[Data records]

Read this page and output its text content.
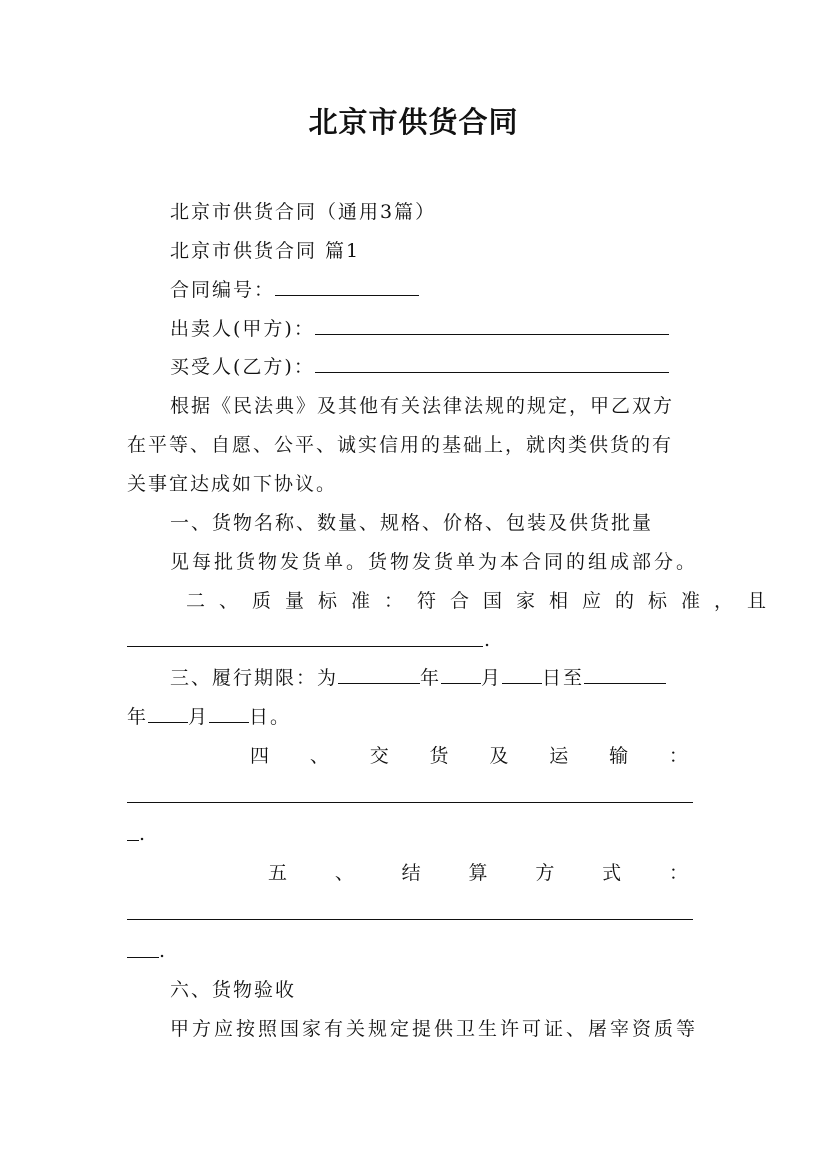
北京市供货合同
北京市供货合同（通用3篇）
北京市供货合同 篇1
合同编号：
出卖人(甲方)：
买受人(乙方)：
根据《民法典》及其他有关法律法规的规定，甲乙双方
在平等、自愿、公平、诚实信用的基础上，就肉类供货的有
关事宜达成如下协议。
一、货物名称、数量、规格、价格、包装及供货批量
见每批货物发货单。货物发货单为本合同的组成部分。
二、质量标准：符合国家相应的标准，且
.
三、履行期限：为	年 月 日至
年 月 日。
四 、 交 货 及 运 输 ：
.
五 、 结 算 方 式 ：
.
六、货物验收
甲方应按照国家有关规定提供卫生许可证、屠宰资质等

*AIM OF THE TASK:*
Copy the listing in full and without alteration, omitting every picture.

*ANSWER TO THE EXERCISE:*
Read this page and output its text content.
北京市供货合同
北京市供货合同（通用3篇）
北京市供货合同 篇1
合同编号：
出卖人(甲方)：
买受人(乙方)：
根据《民法典》及其他有关法律法规的规定，甲乙双方
在平等、自愿、公平、诚实信用的基础上，就肉类供货的有
关事宜达成如下协议。
一、货物名称、数量、规格、价格、包装及供货批量
见每批货物发货单。货物发货单为本合同的组成部分。
二、质量标准：符合国家相应的标准，且
.
三、履行期限：为	年 月 日至
年 月 日。
四 、 交 货 及 运 输 ：
.
五 、 结 算 方 式 ：
.
六、货物验收
甲方应按照国家有关规定提供卫生许可证、屠宰资质等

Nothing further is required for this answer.